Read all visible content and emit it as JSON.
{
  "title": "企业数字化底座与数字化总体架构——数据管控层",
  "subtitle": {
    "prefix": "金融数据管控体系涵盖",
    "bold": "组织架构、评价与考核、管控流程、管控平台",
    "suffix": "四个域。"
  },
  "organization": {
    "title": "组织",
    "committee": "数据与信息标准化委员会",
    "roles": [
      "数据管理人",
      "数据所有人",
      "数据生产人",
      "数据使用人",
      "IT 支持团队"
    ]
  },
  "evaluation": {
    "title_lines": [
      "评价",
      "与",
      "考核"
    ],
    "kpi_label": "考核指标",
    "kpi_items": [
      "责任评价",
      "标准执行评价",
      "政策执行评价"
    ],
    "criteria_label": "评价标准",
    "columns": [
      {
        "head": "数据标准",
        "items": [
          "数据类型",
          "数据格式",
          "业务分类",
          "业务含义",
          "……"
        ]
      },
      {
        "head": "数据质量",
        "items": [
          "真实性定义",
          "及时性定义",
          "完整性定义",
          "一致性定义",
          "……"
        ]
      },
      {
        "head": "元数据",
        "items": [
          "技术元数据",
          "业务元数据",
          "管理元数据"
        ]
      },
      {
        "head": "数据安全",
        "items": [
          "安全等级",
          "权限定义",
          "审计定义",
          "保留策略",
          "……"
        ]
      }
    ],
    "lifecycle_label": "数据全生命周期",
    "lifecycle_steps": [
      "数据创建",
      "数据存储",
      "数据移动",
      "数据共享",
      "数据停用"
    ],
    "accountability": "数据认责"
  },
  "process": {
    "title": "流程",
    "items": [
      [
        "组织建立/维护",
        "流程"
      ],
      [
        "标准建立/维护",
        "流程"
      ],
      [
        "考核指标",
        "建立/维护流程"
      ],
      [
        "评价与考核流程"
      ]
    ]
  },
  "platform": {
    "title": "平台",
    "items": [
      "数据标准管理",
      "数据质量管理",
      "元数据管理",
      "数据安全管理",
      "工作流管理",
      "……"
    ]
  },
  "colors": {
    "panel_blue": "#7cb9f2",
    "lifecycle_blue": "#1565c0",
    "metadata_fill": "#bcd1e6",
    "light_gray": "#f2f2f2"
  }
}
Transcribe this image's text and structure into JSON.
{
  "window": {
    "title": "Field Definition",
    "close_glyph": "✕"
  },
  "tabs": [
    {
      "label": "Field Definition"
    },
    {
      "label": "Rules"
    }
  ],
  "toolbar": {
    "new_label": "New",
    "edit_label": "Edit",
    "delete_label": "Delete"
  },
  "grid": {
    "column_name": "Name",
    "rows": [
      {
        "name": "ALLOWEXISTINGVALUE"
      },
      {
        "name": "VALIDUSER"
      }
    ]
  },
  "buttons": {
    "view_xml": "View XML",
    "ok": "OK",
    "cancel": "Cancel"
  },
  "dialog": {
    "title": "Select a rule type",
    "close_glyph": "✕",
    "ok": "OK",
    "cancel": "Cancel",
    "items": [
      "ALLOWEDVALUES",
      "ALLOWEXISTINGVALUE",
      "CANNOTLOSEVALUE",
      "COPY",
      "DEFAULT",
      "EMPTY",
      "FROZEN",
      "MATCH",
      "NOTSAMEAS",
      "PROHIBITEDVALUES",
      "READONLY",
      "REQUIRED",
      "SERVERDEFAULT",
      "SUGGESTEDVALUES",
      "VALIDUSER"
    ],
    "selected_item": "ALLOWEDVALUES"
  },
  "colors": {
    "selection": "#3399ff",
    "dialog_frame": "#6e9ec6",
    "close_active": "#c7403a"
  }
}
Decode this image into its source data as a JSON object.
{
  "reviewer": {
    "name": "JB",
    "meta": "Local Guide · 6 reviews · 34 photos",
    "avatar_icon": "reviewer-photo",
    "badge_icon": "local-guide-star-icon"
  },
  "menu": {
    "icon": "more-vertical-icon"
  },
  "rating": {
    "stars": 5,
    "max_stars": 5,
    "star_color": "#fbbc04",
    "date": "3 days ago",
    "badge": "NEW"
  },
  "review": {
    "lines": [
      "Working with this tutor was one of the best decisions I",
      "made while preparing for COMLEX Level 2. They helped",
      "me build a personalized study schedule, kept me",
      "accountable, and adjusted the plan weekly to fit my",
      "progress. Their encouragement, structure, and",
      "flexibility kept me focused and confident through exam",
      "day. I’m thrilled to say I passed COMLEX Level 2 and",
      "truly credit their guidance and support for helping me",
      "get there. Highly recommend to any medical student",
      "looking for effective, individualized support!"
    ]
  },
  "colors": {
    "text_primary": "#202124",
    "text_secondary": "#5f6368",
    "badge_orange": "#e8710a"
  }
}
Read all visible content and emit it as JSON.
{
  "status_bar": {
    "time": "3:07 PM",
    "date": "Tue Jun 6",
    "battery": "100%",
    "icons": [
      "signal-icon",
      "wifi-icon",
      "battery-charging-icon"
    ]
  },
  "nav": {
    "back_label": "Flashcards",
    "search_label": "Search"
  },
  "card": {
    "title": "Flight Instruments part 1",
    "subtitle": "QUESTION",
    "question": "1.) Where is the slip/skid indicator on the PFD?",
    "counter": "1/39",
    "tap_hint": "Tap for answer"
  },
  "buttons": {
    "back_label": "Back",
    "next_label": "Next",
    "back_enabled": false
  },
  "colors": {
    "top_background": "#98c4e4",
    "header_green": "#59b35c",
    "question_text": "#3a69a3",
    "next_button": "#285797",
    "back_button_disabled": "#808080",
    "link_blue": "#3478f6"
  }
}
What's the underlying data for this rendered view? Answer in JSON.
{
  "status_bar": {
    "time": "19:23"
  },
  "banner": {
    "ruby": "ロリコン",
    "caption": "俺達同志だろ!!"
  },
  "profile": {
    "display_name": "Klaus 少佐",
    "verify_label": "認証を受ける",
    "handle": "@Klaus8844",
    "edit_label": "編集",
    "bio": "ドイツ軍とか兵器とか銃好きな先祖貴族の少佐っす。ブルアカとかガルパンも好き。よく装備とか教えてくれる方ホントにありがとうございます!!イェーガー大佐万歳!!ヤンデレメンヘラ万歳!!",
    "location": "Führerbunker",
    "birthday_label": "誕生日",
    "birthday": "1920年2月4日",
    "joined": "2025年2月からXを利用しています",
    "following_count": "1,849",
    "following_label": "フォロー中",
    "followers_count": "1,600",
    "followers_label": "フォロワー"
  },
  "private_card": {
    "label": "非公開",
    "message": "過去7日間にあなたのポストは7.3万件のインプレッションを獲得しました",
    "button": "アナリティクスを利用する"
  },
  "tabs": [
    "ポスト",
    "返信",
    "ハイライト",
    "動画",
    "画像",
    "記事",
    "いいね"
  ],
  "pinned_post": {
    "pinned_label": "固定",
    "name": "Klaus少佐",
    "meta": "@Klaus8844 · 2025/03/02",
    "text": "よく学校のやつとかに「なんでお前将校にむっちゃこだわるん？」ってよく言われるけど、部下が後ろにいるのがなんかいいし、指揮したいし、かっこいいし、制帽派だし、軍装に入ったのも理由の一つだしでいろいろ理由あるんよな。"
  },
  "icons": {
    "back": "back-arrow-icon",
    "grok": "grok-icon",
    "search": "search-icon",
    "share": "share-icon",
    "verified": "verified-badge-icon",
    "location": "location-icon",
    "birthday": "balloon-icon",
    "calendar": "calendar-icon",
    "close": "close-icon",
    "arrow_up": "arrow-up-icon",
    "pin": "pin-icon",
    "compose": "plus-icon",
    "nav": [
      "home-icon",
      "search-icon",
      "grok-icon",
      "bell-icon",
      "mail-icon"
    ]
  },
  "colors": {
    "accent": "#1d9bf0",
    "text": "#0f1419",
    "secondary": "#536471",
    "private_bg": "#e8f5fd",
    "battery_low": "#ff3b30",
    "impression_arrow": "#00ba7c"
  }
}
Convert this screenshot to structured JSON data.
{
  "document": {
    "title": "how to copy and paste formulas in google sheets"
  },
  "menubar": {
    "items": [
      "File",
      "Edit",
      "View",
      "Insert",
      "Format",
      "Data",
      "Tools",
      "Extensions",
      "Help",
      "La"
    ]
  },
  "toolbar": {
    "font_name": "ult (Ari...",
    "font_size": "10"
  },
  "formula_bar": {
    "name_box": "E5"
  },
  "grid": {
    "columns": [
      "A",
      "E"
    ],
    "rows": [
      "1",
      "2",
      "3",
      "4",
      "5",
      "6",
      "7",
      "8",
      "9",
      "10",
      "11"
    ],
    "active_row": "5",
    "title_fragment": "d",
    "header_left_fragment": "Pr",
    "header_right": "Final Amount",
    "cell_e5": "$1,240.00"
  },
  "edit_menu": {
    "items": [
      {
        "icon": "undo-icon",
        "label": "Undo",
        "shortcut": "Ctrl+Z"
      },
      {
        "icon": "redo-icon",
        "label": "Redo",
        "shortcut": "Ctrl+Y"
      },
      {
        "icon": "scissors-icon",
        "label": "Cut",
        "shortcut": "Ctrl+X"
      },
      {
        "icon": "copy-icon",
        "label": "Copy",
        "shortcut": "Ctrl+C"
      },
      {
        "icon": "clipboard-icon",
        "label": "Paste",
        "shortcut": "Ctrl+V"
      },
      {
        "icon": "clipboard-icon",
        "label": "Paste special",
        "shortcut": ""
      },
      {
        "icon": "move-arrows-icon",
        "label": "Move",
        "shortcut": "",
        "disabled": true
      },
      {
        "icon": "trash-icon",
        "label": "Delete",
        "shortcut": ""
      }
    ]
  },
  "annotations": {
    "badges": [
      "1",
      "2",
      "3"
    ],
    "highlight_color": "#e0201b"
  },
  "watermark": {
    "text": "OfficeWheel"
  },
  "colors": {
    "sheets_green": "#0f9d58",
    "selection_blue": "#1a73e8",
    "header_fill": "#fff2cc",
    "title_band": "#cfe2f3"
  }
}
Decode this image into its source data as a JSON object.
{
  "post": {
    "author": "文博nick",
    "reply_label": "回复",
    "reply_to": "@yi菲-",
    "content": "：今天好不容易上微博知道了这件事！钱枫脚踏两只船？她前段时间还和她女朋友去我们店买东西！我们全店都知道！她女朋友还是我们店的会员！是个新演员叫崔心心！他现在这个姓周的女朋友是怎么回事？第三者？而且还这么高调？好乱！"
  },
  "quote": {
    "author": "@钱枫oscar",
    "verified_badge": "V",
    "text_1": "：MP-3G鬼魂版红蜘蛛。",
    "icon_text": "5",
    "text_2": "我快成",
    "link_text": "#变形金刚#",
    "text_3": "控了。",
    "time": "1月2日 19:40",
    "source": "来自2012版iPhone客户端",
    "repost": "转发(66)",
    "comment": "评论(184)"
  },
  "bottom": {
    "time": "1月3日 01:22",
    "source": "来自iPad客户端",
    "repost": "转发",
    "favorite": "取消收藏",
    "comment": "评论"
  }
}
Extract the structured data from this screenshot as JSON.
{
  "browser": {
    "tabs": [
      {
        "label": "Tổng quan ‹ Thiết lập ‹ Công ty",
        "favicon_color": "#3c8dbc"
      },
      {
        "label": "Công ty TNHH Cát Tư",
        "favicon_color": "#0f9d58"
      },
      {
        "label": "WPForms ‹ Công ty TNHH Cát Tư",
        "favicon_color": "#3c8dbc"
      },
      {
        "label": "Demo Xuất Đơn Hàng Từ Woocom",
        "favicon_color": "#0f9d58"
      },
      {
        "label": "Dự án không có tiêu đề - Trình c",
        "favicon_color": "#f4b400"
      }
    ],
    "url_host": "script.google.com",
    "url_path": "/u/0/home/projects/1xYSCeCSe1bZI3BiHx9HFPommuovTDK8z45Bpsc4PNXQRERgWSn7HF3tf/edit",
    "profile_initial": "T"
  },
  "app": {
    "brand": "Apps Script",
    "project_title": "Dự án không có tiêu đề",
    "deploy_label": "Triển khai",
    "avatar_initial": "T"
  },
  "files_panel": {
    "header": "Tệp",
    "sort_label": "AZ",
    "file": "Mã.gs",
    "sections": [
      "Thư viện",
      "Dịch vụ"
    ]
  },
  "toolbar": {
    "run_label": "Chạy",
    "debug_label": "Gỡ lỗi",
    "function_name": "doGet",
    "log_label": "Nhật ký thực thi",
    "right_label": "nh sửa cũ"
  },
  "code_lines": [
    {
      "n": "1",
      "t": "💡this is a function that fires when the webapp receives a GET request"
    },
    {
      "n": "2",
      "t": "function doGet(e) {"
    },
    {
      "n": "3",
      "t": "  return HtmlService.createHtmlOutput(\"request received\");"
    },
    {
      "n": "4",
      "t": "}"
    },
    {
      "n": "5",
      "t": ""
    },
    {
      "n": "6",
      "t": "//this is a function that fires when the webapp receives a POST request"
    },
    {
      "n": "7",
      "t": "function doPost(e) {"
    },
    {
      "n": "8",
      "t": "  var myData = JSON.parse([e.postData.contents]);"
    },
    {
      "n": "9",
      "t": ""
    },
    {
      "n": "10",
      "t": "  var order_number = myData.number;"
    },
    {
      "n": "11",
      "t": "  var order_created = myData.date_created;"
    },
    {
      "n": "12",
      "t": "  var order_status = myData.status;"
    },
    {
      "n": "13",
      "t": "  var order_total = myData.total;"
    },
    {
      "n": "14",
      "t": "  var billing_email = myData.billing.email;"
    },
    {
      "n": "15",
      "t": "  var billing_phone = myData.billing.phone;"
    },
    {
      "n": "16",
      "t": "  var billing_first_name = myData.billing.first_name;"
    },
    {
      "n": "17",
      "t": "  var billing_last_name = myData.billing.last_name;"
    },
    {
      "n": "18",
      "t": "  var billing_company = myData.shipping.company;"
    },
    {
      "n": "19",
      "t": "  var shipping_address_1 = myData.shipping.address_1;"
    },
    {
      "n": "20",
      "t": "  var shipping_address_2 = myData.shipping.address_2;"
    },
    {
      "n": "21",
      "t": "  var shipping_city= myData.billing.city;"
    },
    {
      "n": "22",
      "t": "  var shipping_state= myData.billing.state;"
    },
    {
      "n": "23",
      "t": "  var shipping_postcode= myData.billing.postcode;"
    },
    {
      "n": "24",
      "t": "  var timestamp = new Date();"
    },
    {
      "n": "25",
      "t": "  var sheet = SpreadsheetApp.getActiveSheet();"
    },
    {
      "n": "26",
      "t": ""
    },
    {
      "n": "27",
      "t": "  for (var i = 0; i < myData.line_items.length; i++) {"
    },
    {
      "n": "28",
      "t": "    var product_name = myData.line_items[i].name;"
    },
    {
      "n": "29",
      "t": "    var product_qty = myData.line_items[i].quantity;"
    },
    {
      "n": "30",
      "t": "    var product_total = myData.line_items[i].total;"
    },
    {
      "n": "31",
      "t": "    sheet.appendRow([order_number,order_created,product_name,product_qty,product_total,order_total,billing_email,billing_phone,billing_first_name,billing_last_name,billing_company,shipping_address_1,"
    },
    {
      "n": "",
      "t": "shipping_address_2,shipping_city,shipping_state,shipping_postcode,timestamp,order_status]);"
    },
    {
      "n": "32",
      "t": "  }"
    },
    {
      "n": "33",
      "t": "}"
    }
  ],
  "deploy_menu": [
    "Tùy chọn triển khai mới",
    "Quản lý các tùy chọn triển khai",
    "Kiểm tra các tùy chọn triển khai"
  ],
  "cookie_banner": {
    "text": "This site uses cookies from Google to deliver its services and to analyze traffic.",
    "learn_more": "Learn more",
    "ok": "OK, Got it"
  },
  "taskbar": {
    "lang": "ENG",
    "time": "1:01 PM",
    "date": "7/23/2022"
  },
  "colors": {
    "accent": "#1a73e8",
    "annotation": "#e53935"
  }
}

» **Work to complete**: In the listing above, find each line with the word "home" and copy it.

» **Solution for this exercise**:
      "home-icon",
    "url_path": "/u/0/home/projects/1xYSCeCSe1bZI3BiHx9HFPommuovTDK8z45Bpsc4PNXQRERgWSn7HF3tf/edit",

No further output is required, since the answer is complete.